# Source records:
☆ ☆ ☆ ☆ ☆

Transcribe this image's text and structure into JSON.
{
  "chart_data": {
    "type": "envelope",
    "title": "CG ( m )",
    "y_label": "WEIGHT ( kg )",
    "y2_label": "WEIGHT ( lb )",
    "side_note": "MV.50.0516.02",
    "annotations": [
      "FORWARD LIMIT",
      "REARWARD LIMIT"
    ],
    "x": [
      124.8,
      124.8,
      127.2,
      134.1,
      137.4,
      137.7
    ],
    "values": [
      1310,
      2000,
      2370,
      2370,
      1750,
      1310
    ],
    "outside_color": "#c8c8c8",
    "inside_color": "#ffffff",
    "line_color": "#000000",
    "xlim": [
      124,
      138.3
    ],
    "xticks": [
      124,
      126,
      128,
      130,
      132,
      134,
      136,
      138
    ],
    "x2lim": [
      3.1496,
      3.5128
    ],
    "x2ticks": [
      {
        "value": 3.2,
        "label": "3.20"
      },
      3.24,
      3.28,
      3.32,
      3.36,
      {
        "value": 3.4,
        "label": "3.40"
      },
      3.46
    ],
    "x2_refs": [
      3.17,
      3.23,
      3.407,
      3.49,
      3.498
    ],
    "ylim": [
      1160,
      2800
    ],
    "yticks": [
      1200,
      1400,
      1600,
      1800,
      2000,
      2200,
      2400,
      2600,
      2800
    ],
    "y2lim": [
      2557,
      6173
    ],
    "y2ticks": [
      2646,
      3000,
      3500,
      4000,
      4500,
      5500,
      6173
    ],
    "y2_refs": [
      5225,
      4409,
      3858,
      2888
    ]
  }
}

☆ ☆ ☆ ☆ ☆

# Job:
Repeat the records exactly, including every line.

# Response for this exercise:
Transcribe this image's text and structure into JSON.
{
  "chart_data": {
    "type": "envelope",
    "title": "CG ( m )",
    "y_label": "WEIGHT ( kg )",
    "y2_label": "WEIGHT ( lb )",
    "side_note": "MV.50.0516.02",
    "annotations": [
      "FORWARD LIMIT",
      "REARWARD LIMIT"
    ],
    "x": [
      124.8,
      124.8,
      127.2,
      134.1,
      137.4,
      137.7
    ],
    "values": [
      1310,
      2000,
      2370,
      2370,
      1750,
      1310
    ],
    "outside_color": "#c8c8c8",
    "inside_color": "#ffffff",
    "line_color": "#000000",
    "xlim": [
      124,
      138.3
    ],
    "xticks": [
      124,
      126,
      128,
      130,
      132,
      134,
      136,
      138
    ],
    "x2lim": [
      3.1496,
      3.5128
    ],
    "x2ticks": [
      {
        "value": 3.2,
        "label": "3.20"
      },
      3.24,
      3.28,
      3.32,
      3.36,
      {
        "value": 3.4,
        "label": "3.40"
      },
      3.46
    ],
    "x2_refs": [
      3.17,
      3.23,
      3.407,
      3.49,
      3.498
    ],
    "ylim": [
      1160,
      2800
    ],
    "yticks": [
      1200,
      1400,
      1600,
      1800,
      2000,
      2200,
      2400,
      2600,
      2800
    ],
    "y2lim": [
      2557,
      6173
    ],
    "y2ticks": [
      2646,
      3000,
      3500,
      4000,
      4500,
      5500,
      6173
    ],
    "y2_refs": [
      5225,
      4409,
      3858,
      2888
    ]
  }
}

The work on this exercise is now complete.